Source records:
┄┄┄┄┄┄┄┄┄┄┄┄┄┄┄┄┄┄┄┄

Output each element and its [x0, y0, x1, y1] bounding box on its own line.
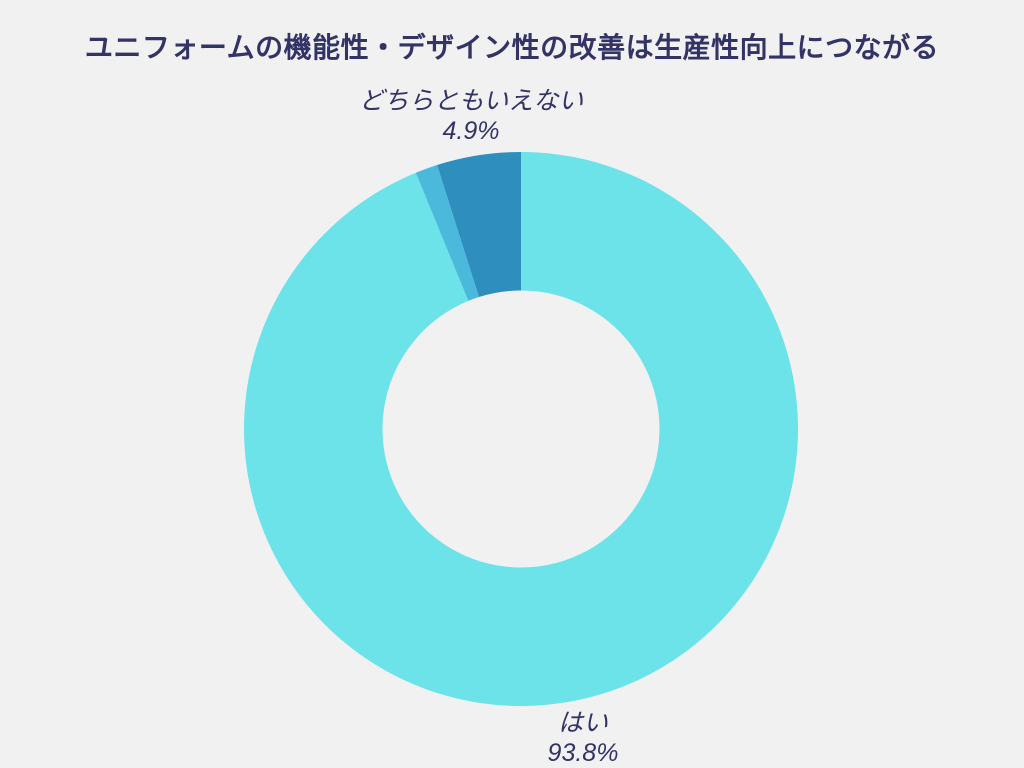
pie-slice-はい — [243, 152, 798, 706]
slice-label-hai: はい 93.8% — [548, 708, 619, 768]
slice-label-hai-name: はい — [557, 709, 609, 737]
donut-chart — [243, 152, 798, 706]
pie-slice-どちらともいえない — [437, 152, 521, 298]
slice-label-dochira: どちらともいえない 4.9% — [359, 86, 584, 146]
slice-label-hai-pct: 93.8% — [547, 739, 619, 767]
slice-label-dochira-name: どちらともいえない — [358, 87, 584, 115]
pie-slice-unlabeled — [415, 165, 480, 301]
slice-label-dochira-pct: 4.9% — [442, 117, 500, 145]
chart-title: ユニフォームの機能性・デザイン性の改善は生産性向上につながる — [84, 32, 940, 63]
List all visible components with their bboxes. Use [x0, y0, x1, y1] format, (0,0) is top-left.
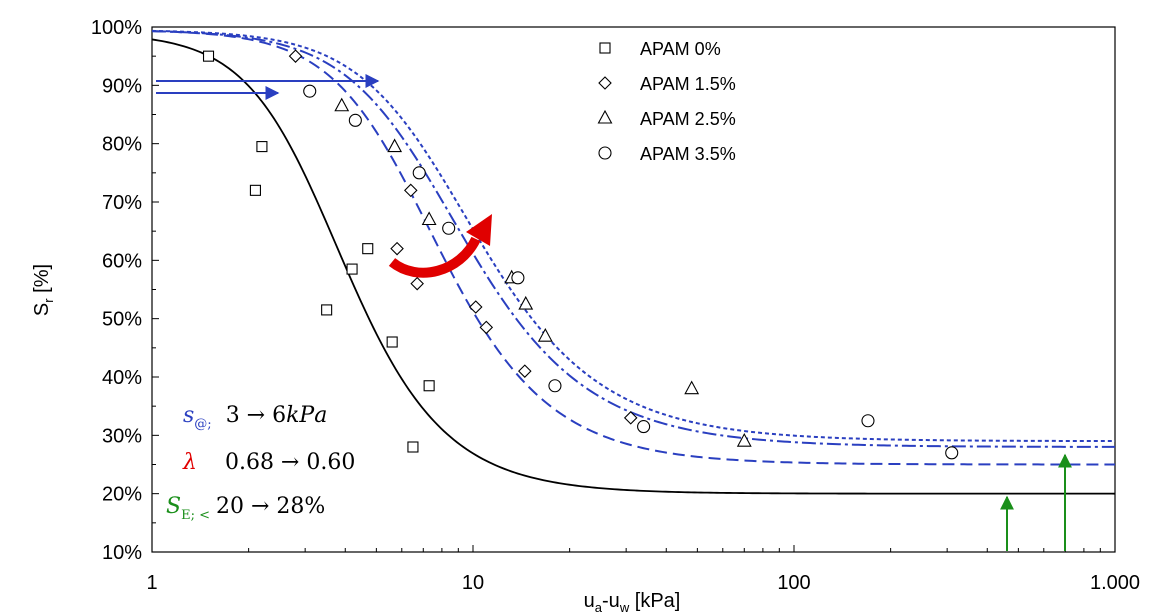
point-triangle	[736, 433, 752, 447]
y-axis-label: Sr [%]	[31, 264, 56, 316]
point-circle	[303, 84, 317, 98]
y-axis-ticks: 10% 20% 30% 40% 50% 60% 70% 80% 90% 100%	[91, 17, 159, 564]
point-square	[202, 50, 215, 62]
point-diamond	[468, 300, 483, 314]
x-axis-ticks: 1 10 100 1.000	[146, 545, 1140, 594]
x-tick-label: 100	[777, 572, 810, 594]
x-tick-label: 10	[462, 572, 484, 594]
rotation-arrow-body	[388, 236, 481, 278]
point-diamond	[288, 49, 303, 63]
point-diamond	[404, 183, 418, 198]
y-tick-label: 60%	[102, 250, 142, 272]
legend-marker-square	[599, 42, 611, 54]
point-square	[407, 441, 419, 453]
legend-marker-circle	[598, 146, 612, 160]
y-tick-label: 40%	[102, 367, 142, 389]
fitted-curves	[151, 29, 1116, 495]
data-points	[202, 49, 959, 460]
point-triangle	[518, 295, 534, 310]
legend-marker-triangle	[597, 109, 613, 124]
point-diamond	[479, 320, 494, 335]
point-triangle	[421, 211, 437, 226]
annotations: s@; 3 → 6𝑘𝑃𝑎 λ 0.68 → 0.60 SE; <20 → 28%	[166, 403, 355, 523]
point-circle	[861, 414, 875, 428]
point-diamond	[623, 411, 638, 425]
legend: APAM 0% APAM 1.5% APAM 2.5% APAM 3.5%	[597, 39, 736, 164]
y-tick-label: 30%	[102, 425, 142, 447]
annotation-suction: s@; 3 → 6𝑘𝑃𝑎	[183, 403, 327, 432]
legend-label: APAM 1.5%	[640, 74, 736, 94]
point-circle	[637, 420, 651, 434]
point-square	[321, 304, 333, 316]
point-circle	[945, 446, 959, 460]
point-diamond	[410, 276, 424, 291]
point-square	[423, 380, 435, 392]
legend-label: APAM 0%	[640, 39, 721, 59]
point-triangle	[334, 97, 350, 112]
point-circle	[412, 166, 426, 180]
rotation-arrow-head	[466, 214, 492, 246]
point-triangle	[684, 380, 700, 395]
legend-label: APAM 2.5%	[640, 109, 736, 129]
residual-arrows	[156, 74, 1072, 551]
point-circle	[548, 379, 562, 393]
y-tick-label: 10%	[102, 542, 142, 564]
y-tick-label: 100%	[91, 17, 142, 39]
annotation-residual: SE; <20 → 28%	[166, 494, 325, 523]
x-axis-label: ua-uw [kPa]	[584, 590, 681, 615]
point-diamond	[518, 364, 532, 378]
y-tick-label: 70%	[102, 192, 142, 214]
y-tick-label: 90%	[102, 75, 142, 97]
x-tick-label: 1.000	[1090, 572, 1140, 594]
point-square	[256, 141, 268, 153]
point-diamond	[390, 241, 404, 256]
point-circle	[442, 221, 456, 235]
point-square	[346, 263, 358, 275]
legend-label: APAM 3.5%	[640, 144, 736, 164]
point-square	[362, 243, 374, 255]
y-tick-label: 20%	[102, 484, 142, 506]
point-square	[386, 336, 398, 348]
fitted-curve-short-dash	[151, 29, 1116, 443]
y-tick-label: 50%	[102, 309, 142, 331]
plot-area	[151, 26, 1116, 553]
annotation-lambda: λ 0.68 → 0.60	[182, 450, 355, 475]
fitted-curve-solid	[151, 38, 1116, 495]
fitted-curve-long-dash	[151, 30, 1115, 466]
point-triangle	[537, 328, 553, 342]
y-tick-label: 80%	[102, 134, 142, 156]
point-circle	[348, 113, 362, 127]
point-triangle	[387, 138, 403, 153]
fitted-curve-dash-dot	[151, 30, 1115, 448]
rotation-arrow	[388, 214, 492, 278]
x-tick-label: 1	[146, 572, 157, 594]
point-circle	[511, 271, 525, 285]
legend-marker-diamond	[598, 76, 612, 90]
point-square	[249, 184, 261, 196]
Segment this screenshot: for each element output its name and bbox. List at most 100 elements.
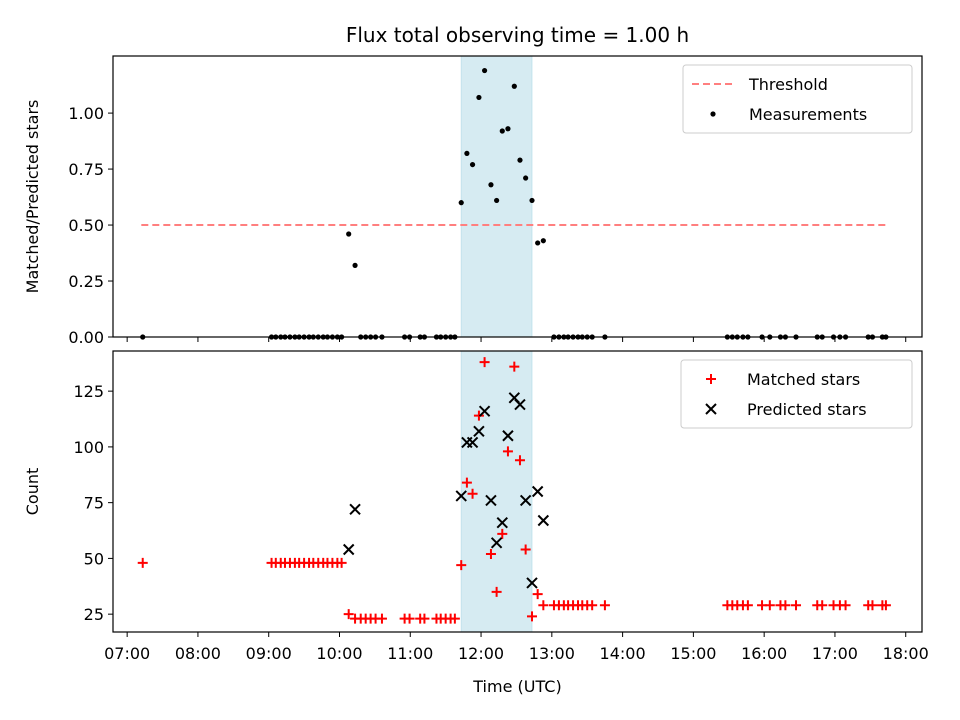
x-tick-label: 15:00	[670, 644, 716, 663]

┄┄┄┄┄┄┄┄┄┄┄┄┄┄┄┄┄┄┄┄

• _PROBLEM STATEMENT_: Arrange the stretch of lines from the one containing "pie-slice-はい — [243, 152, 798, 706]" through the one containing "slice-label-dochira-pct: 4.9% —" as a Markdown table with the columns Row and Line, leaving out any blank lines. Include only those lines.

• _RESULT OF THIS EXERCISE_:
| Row | Line |
|---|---|
| 1 | pie-slice-はい — [243, 152, 798, 706] |
| 2 | slice-label-hai: はい 93.8% — [548, 708, 619, 768] |
| 3 | slice-label-hai-name: はい — [557, 709, 609, 737] |
| 4 | donut-chart — [243, 152, 798, 706] |
| 5 | pie-slice-どちらともいえない — [437, 152, 521, 298] |
| 6 | slice-label-dochira: どちらともいえない 4.9% — [359, 86, 584, 146] |
| 7 | slice-label-hai-pct: 93.8% — [547, 739, 619, 767] |
| 8 | slice-label-dochira-name: どちらともいえない — [358, 87, 584, 115] |
| 9 | pie-slice-unlabeled — [415, 165, 480, 301] |
| 10 | slice-label-dochira-pct: 4.9% — [442, 117, 500, 145] |